[Aim of the exercise]
Below are records. Copy every line with "color" in it.

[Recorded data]
****************************************

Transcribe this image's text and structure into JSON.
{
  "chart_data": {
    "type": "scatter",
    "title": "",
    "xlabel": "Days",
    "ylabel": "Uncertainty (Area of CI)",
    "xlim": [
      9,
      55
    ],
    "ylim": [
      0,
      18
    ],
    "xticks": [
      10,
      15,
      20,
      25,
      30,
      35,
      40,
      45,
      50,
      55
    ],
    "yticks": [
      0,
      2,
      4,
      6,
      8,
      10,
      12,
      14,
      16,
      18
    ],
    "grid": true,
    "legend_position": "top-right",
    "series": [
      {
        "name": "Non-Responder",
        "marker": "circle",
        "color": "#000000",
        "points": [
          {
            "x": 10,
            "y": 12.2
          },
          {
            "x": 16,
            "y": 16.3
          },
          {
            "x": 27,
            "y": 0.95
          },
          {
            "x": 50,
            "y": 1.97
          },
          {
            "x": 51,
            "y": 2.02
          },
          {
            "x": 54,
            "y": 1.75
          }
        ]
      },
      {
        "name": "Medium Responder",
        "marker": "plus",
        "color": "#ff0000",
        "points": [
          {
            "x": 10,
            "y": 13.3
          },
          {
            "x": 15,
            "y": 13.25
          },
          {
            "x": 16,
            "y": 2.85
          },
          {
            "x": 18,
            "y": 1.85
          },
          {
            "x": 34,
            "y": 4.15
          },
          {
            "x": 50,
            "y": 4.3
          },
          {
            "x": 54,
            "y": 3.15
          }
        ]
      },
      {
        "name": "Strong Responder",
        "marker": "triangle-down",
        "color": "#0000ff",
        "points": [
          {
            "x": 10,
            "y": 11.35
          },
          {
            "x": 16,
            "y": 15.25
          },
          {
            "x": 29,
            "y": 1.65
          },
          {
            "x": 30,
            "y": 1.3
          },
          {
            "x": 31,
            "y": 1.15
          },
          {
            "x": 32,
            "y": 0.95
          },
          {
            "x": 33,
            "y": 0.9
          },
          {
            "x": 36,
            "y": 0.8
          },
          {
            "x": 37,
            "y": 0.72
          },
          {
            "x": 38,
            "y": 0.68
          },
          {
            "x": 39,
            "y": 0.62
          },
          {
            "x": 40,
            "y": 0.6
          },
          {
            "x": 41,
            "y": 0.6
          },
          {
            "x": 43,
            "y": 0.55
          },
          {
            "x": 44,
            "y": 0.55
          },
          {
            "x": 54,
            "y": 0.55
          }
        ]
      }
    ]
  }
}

****************************************

[Exercise output]
        "color": "#000000",
        "color": "#ff0000",
        "color": "#0000ff",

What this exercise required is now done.